» Description of the task
Output the full listing word for word.

Dataset excerpt:
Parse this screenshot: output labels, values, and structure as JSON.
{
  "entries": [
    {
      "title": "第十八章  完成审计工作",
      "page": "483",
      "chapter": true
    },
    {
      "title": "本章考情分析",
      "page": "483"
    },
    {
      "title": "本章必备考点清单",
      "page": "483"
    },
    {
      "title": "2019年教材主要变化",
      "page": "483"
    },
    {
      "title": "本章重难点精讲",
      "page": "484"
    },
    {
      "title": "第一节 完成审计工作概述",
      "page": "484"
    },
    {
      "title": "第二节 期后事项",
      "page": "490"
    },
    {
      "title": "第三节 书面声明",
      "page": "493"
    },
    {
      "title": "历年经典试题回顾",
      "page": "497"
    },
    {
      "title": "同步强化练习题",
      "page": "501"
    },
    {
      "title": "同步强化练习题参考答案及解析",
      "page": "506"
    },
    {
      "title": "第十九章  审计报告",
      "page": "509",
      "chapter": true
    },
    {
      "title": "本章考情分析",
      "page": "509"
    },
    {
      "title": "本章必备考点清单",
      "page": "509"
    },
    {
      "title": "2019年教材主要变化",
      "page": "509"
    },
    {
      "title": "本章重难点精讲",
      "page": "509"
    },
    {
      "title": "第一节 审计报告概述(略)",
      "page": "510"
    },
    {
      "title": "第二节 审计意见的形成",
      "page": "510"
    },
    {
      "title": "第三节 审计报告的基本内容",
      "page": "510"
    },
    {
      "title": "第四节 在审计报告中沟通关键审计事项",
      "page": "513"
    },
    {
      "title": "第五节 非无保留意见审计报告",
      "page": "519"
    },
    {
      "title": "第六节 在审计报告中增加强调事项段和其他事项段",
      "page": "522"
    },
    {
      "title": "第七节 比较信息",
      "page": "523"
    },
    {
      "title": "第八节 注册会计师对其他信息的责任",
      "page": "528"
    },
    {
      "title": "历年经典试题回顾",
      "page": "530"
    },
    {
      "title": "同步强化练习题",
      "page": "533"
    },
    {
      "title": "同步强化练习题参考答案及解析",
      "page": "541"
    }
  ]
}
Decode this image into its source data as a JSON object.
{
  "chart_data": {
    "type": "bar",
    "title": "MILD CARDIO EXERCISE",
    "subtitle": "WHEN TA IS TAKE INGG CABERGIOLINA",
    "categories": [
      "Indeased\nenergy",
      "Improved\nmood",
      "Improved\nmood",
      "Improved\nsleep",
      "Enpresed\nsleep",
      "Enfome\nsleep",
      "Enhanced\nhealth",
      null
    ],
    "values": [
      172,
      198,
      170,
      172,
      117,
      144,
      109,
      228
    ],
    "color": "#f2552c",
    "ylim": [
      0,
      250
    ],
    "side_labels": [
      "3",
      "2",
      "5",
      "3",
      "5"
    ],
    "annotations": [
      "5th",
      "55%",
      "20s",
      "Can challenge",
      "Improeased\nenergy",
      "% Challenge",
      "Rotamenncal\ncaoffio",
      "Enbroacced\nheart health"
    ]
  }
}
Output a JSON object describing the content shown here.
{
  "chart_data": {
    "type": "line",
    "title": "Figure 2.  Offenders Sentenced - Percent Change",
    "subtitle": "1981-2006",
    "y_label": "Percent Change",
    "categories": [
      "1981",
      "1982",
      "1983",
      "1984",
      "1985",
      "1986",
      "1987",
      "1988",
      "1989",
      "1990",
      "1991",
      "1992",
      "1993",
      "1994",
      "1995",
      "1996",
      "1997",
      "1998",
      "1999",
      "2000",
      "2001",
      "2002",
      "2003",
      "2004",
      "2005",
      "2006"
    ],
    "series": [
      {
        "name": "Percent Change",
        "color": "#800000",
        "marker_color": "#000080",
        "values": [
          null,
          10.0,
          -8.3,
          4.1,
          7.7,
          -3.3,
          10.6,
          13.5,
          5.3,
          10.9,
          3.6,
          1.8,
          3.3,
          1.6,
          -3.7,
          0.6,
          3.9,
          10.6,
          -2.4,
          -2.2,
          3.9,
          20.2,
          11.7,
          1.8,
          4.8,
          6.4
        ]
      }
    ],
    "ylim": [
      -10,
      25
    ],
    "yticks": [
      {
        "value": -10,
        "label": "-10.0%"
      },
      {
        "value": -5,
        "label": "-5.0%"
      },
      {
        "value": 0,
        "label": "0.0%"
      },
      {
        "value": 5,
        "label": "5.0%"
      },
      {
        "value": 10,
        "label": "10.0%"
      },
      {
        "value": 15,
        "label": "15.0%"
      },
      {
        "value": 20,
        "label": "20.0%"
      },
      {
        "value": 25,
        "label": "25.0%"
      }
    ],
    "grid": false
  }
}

» Correct output
Parse this screenshot: output labels, values, and structure as JSON.
{
  "entries": [
    {
      "title": "第十八章  完成审计工作",
      "page": "483",
      "chapter": true
    },
    {
      "title": "本章考情分析",
      "page": "483"
    },
    {
      "title": "本章必备考点清单",
      "page": "483"
    },
    {
      "title": "2019年教材主要变化",
      "page": "483"
    },
    {
      "title": "本章重难点精讲",
      "page": "484"
    },
    {
      "title": "第一节 完成审计工作概述",
      "page": "484"
    },
    {
      "title": "第二节 期后事项",
      "page": "490"
    },
    {
      "title": "第三节 书面声明",
      "page": "493"
    },
    {
      "title": "历年经典试题回顾",
      "page": "497"
    },
    {
      "title": "同步强化练习题",
      "page": "501"
    },
    {
      "title": "同步强化练习题参考答案及解析",
      "page": "506"
    },
    {
      "title": "第十九章  审计报告",
      "page": "509",
      "chapter": true
    },
    {
      "title": "本章考情分析",
      "page": "509"
    },
    {
      "title": "本章必备考点清单",
      "page": "509"
    },
    {
      "title": "2019年教材主要变化",
      "page": "509"
    },
    {
      "title": "本章重难点精讲",
      "page": "509"
    },
    {
      "title": "第一节 审计报告概述(略)",
      "page": "510"
    },
    {
      "title": "第二节 审计意见的形成",
      "page": "510"
    },
    {
      "title": "第三节 审计报告的基本内容",
      "page": "510"
    },
    {
      "title": "第四节 在审计报告中沟通关键审计事项",
      "page": "513"
    },
    {
      "title": "第五节 非无保留意见审计报告",
      "page": "519"
    },
    {
      "title": "第六节 在审计报告中增加强调事项段和其他事项段",
      "page": "522"
    },
    {
      "title": "第七节 比较信息",
      "page": "523"
    },
    {
      "title": "第八节 注册会计师对其他信息的责任",
      "page": "528"
    },
    {
      "title": "历年经典试题回顾",
      "page": "530"
    },
    {
      "title": "同步强化练习题",
      "page": "533"
    },
    {
      "title": "同步强化练习题参考答案及解析",
      "page": "541"
    }
  ]
}
Decode this image into its source data as a JSON object.
{
  "chart_data": {
    "type": "bar",
    "title": "MILD CARDIO EXERCISE",
    "subtitle": "WHEN TA IS TAKE INGG CABERGIOLINA",
    "categories": [
      "Indeased\nenergy",
      "Improved\nmood",
      "Improved\nmood",
      "Improved\nsleep",
      "Enpresed\nsleep",
      "Enfome\nsleep",
      "Enhanced\nhealth",
      null
    ],
    "values": [
      172,
      198,
      170,
      172,
      117,
      144,
      109,
      228
    ],
    "color": "#f2552c",
    "ylim": [
      0,
      250
    ],
    "side_labels": [
      "3",
      "2",
      "5",
      "3",
      "5"
    ],
    "annotations": [
      "5th",
      "55%",
      "20s",
      "Can challenge",
      "Improeased\nenergy",
      "% Challenge",
      "Rotamenncal\ncaoffio",
      "Enbroacced\nheart health"
    ]
  }
}
Output a JSON object describing the content shown here.
{
  "chart_data": {
    "type": "line",
    "title": "Figure 2.  Offenders Sentenced - Percent Change",
    "subtitle": "1981-2006",
    "y_label": "Percent Change",
    "categories": [
      "1981",
      "1982",
      "1983",
      "1984",
      "1985",
      "1986",
      "1987",
      "1988",
      "1989",
      "1990",
      "1991",
      "1992",
      "1993",
      "1994",
      "1995",
      "1996",
      "1997",
      "1998",
      "1999",
      "2000",
      "2001",
      "2002",
      "2003",
      "2004",
      "2005",
      "2006"
    ],
    "series": [
      {
        "name": "Percent Change",
        "color": "#800000",
        "marker_color": "#000080",
        "values": [
          null,
          10.0,
          -8.3,
          4.1,
          7.7,
          -3.3,
          10.6,
          13.5,
          5.3,
          10.9,
          3.6,
          1.8,
          3.3,
          1.6,
          -3.7,
          0.6,
          3.9,
          10.6,
          -2.4,
          -2.2,
          3.9,
          20.2,
          11.7,
          1.8,
          4.8,
          6.4
        ]
      }
    ],
    "ylim": [
      -10,
      25
    ],
    "yticks": [
      {
        "value": -10,
        "label": "-10.0%"
      },
      {
        "value": -5,
        "label": "-5.0%"
      },
      {
        "value": 0,
        "label": "0.0%"
      },
      {
        "value": 5,
        "label": "5.0%"
      },
      {
        "value": 10,
        "label": "10.0%"
      },
      {
        "value": 15,
        "label": "15.0%"
      },
      {
        "value": 20,
        "label": "20.0%"
      },
      {
        "value": 25,
        "label": "25.0%"
      }
    ],
    "grid": false
  }
}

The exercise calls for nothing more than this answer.